What to work on: Reply with one number only: the count of lines below that contain the word "herein".

Dataset records:

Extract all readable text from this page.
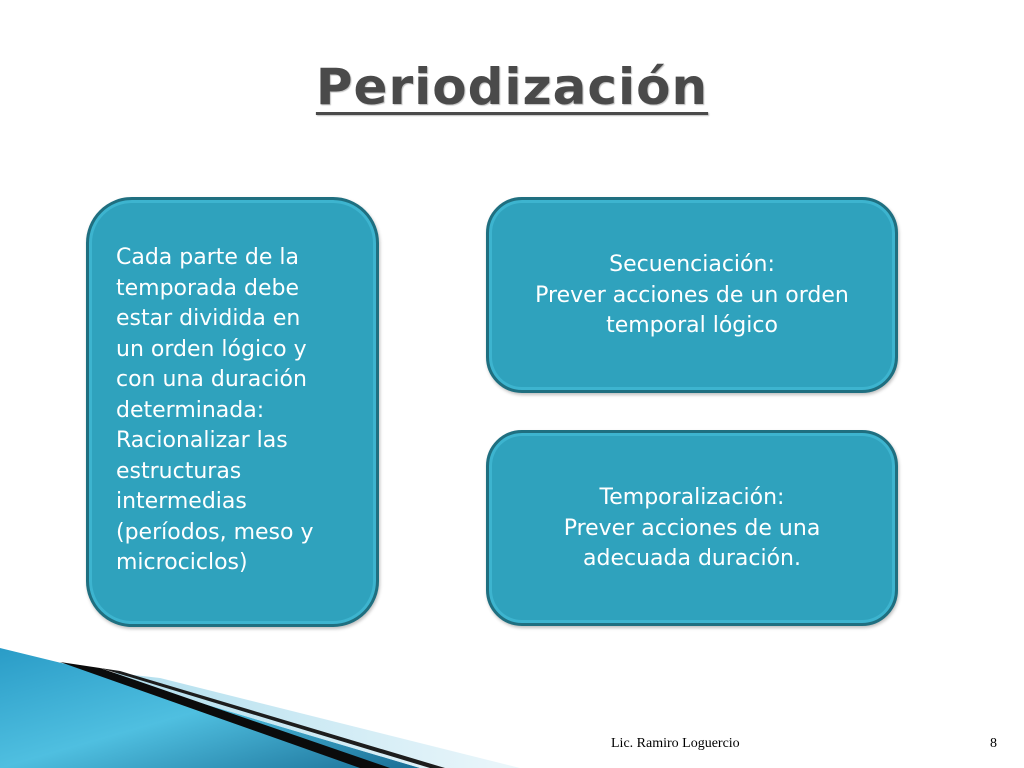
Periodización
Cada parte de la
temporada debe
estar dividida en
un orden lógico y
con una duración
determinada:
Racionalizar las
estructuras
intermedias
(períodos, meso y
microciclos)
Secuenciación:
Prever acciones de un orden
temporal lógico
Temporalización:
Prever acciones de una
adecuada duración.
Lic. Ramiro Loguercio	8
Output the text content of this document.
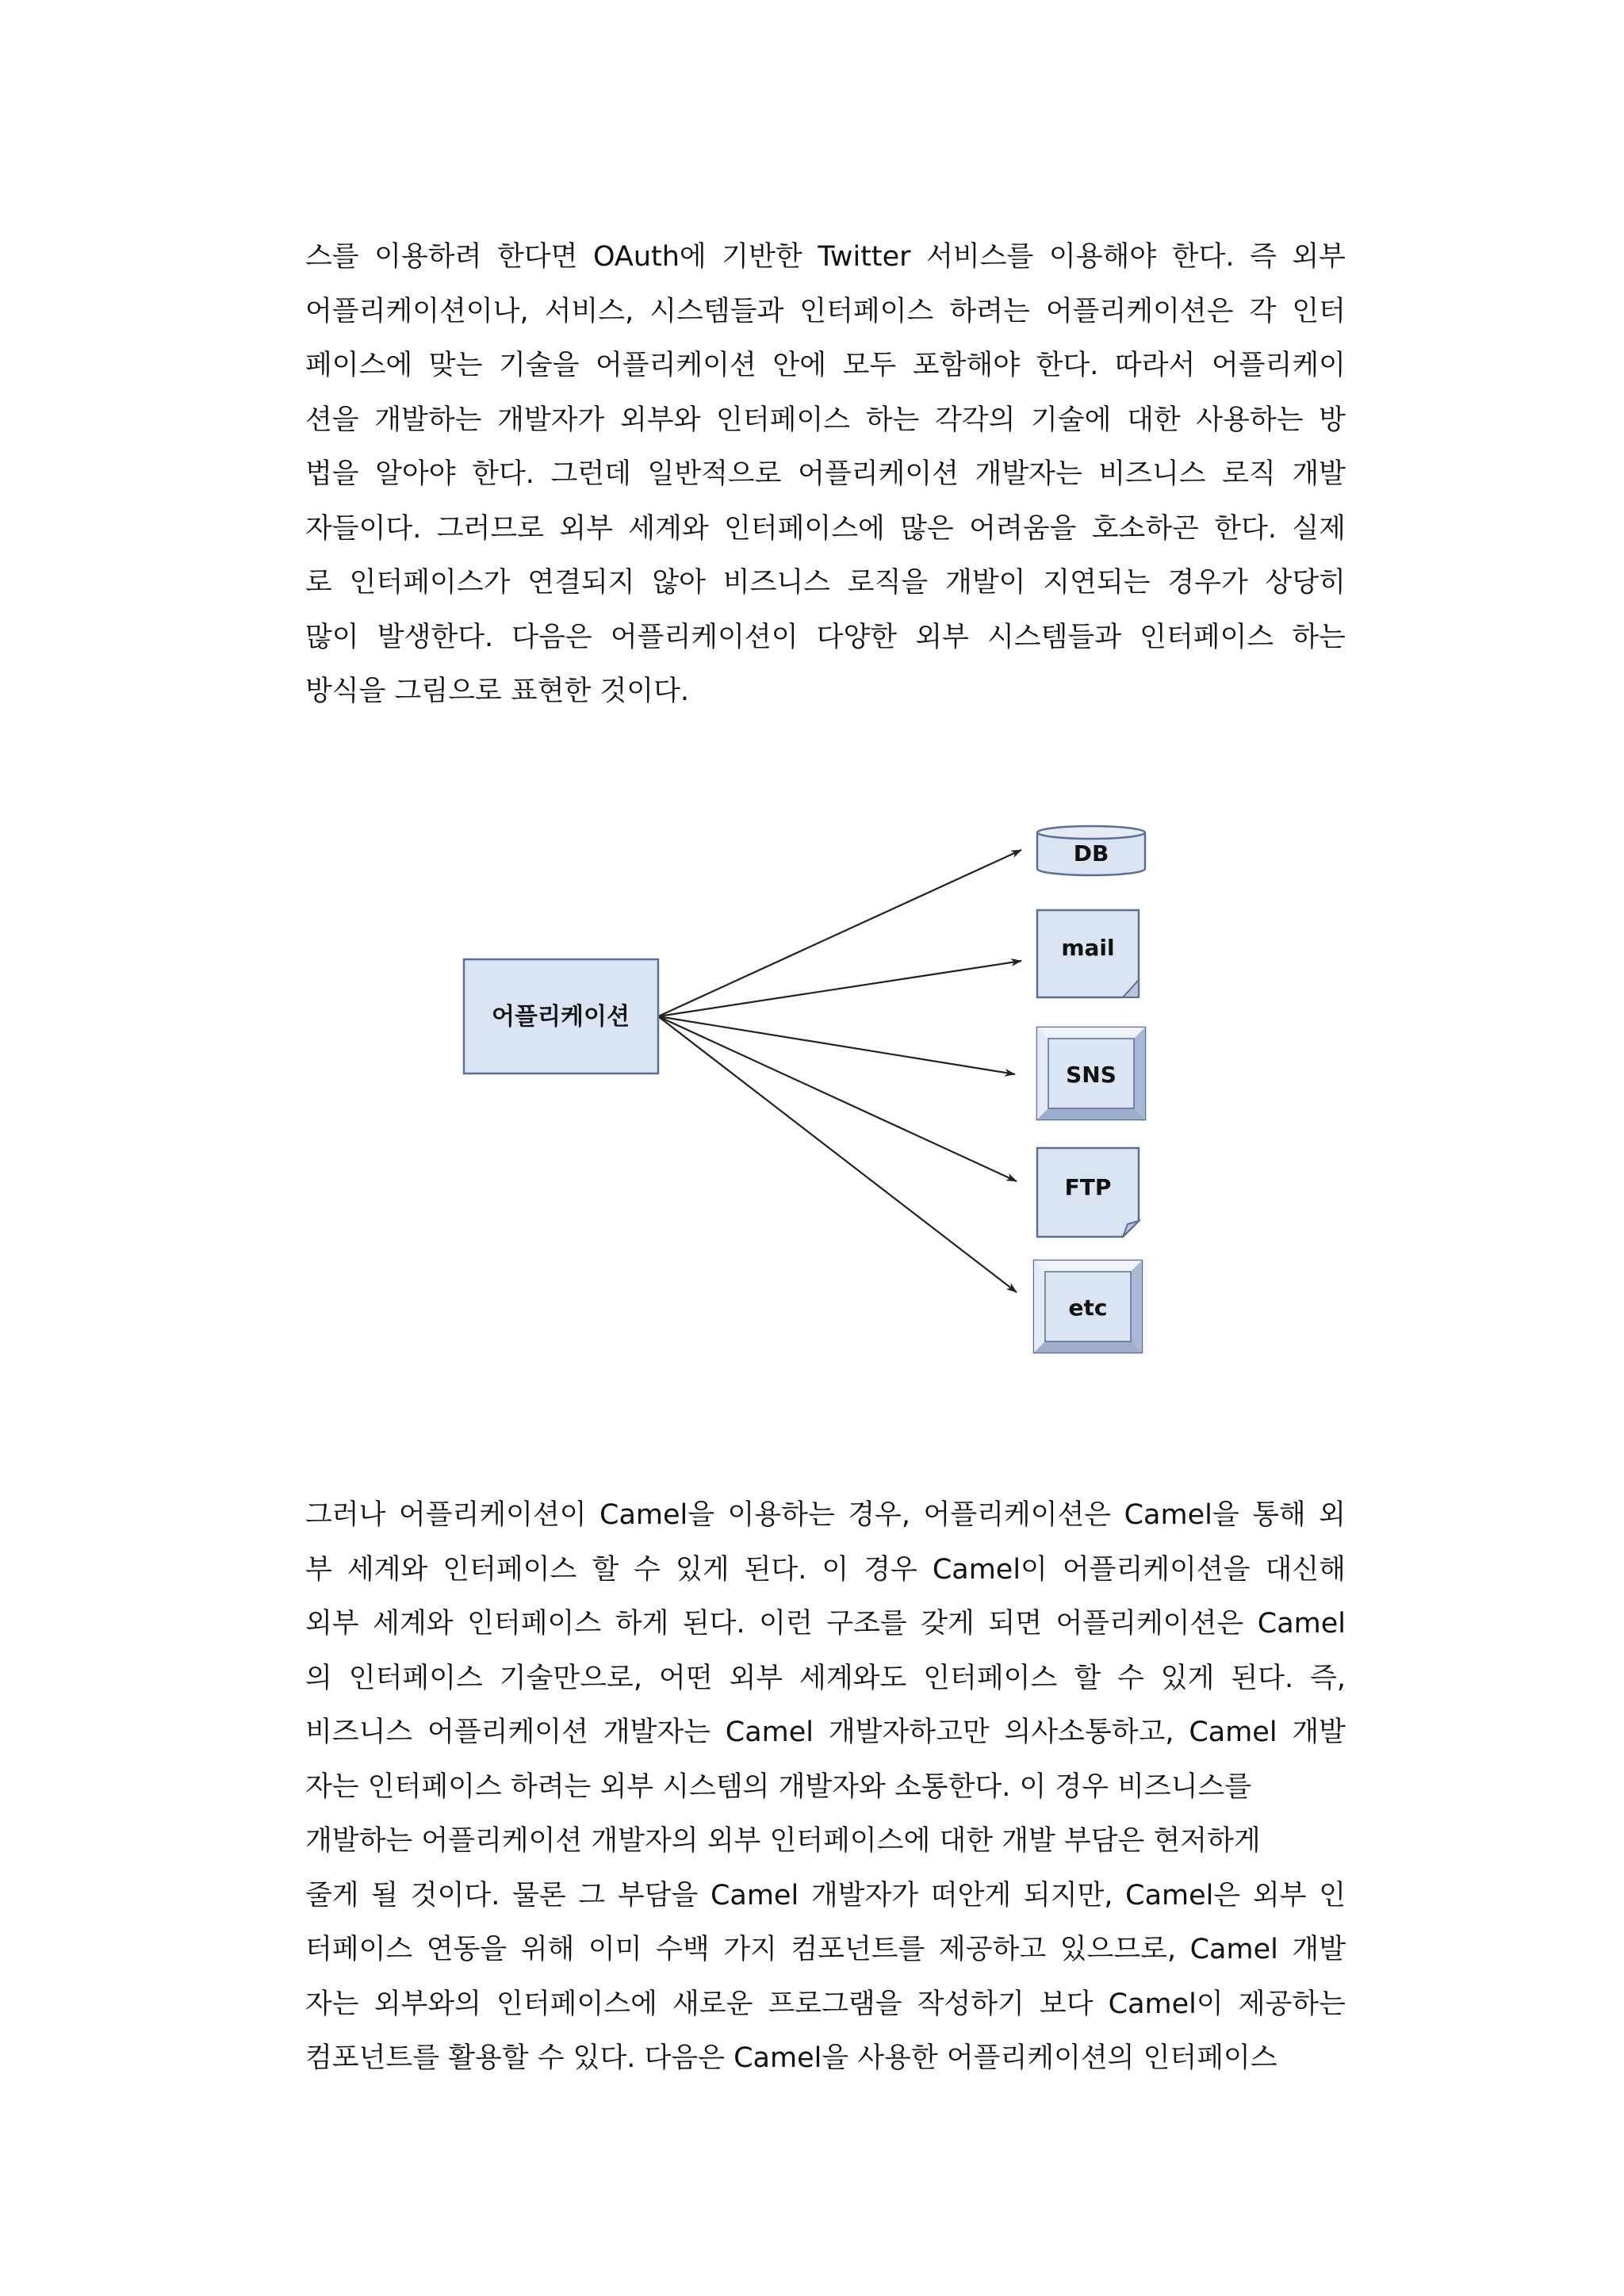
스를 이용하려 한다면 OAuth에 기반한 Twitter 서비스를 이용해야 한다. 즉 외부
어플리케이션이나, 서비스, 시스템들과 인터페이스 하려는 어플리케이션은 각 인터
페이스에 맞는 기술을 어플리케이션 안에 모두 포함해야 한다. 따라서 어플리케이
션을 개발하는 개발자가 외부와 인터페이스 하는 각각의 기술에 대한 사용하는 방
법을 알아야 한다. 그런데 일반적으로 어플리케이션 개발자는 비즈니스 로직 개발
자들이다. 그러므로 외부 세계와 인터페이스에 많은 어려움을 호소하곤 한다. 실제
로 인터페이스가 연결되지 않아 비즈니스 로직을 개발이 지연되는 경우가 상당히
많이 발생한다. 다음은 어플리케이션이 다양한 외부 시스템들과 인터페이스 하는
방식을 그림으로 표현한 것이다.
어플리케이션
DB
mail
SNS
FTP
etc
그러나 어플리케이션이 Camel을 이용하는 경우, 어플리케이션은 Camel을 통해 외
부 세계와 인터페이스 할 수 있게 된다. 이 경우 Camel이 어플리케이션을 대신해
외부 세계와 인터페이스 하게 된다. 이런 구조를 갖게 되면 어플리케이션은 Camel
의 인터페이스 기술만으로, 어떤 외부 세계와도 인터페이스 할 수 있게 된다. 즉,
비즈니스 어플리케이션 개발자는 Camel 개발자하고만 의사소통하고, Camel 개발
자는 인터페이스 하려는 외부 시스템의 개발자와 소통한다. 이 경우 비즈니스를
개발하는 어플리케이션 개발자의 외부 인터페이스에 대한 개발 부담은 현저하게
줄게 될 것이다. 물론 그 부담을 Camel 개발자가 떠안게 되지만, Camel은 외부 인
터페이스 연동을 위해 이미 수백 가지 컴포넌트를 제공하고 있으므로, Camel 개발
자는 외부와의 인터페이스에 새로운 프로그램을 작성하기 보다 Camel이 제공하는
컴포넌트를 활용할 수 있다. 다음은 Camel을 사용한 어플리케이션의 인터페이스
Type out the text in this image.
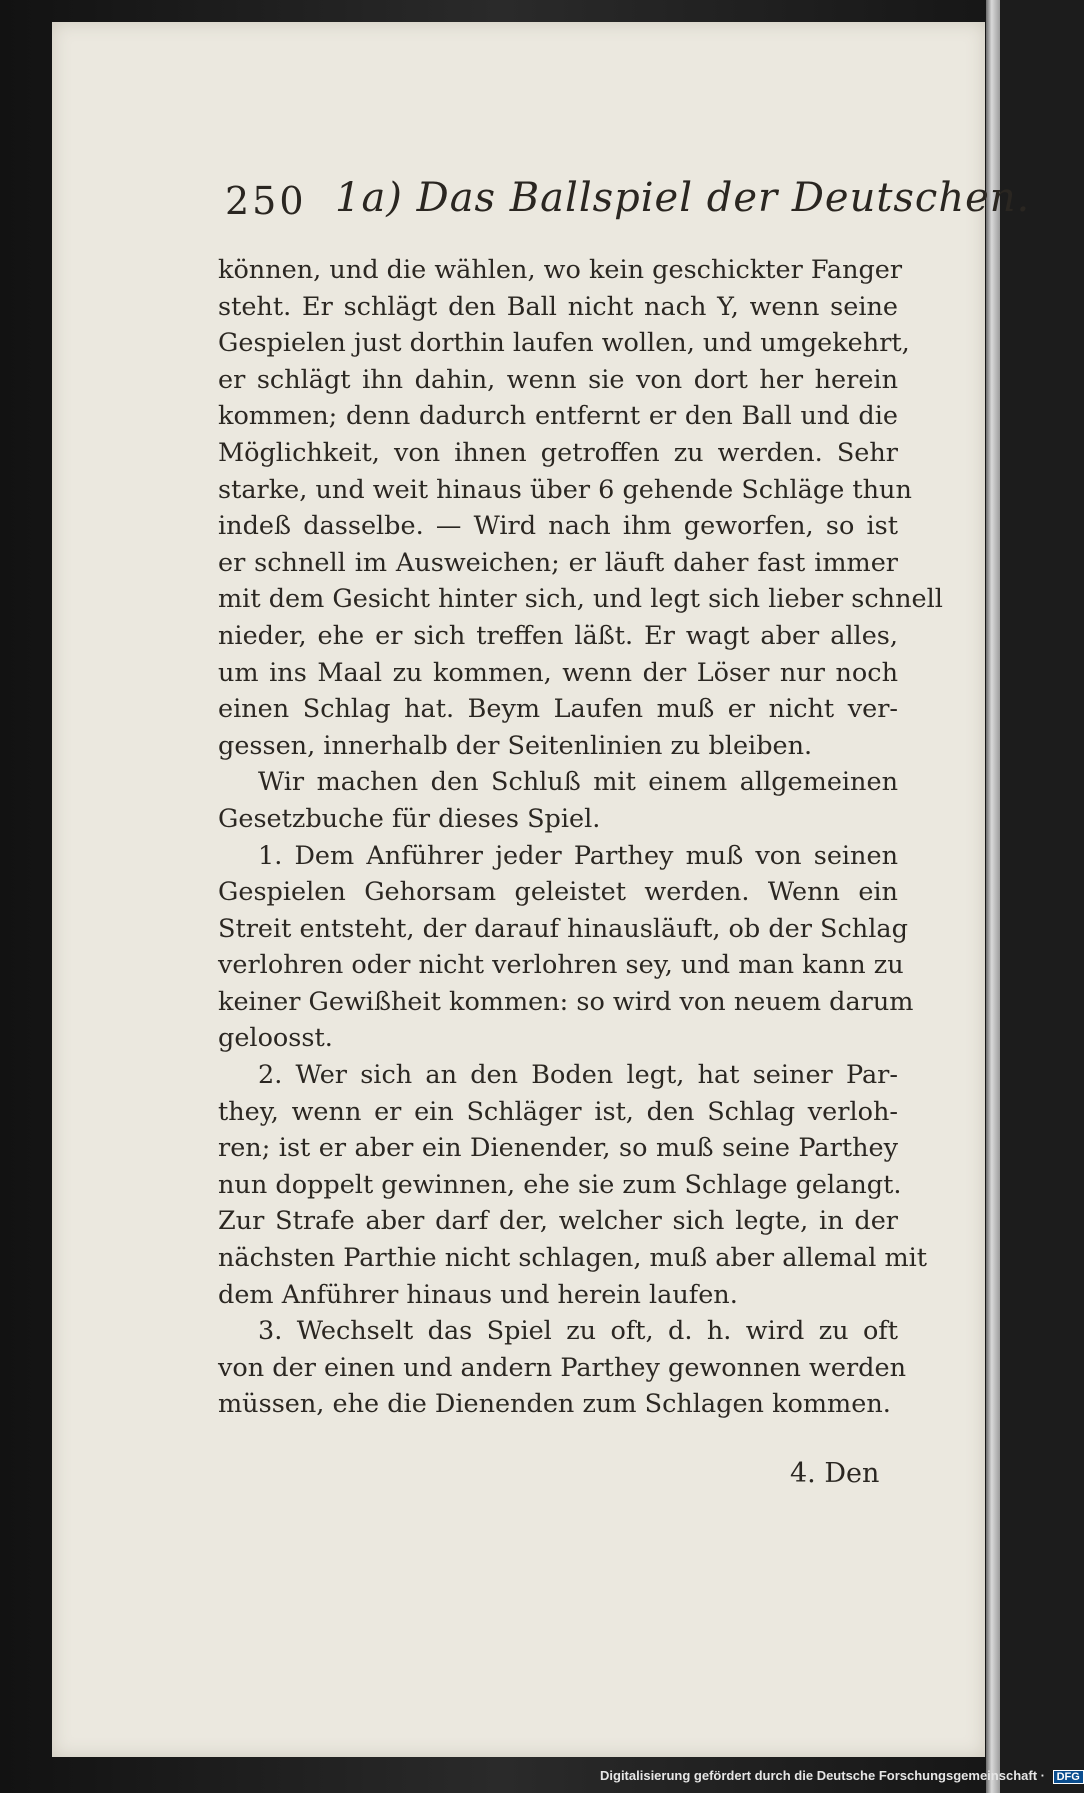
250 1a) Das Ballspiel der Deutschen.
können, und die wählen, wo kein geschickter Fanger
steht. Er schlägt den Ball nicht nach Y, wenn seine
Gespielen just dorthin laufen wollen, und umgekehrt,
er schlägt ihn dahin, wenn sie von dort her herein
kommen; denn dadurch entfernt er den Ball und die
Möglichkeit, von ihnen getroffen zu werden. Sehr
starke, und weit hinaus über 6 gehende Schläge thun
indeß dasselbe. — Wird nach ihm geworfen, so ist
er schnell im Ausweichen; er läuft daher fast immer
mit dem Gesicht hinter sich, und legt sich lieber schnell
nieder, ehe er sich treffen läßt. Er wagt aber alles,
um ins Maal zu kommen, wenn der Löser nur noch
einen Schlag hat. Beym Laufen muß er nicht ver-
gessen, innerhalb der Seitenlinien zu bleiben.
Wir machen den Schluß mit einem allgemeinen
Gesetzbuche für dieses Spiel.
1. Dem Anführer jeder Parthey muß von seinen
Gespielen Gehorsam geleistet werden. Wenn ein
Streit entsteht, der darauf hinausläuft, ob der Schlag
verlohren oder nicht verlohren sey, und man kann zu
keiner Gewißheit kommen: so wird von neuem darum
geloosst.
2. Wer sich an den Boden legt, hat seiner Par-
they, wenn er ein Schläger ist, den Schlag verloh-
ren; ist er aber ein Dienender, so muß seine Parthey
nun doppelt gewinnen, ehe sie zum Schlage gelangt.
Zur Strafe aber darf der, welcher sich legte, in der
nächsten Parthie nicht schlagen, muß aber allemal mit
dem Anführer hinaus und herein laufen.
3. Wechselt das Spiel zu oft, d. h. wird zu oft
von der einen und andern Parthey gewonnen werden
müssen, ehe die Dienenden zum Schlagen kommen.
4. Den
Digitalisierung gefördert durch die Deutsche Forschungsgemeinschaft · DFG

Result below: 2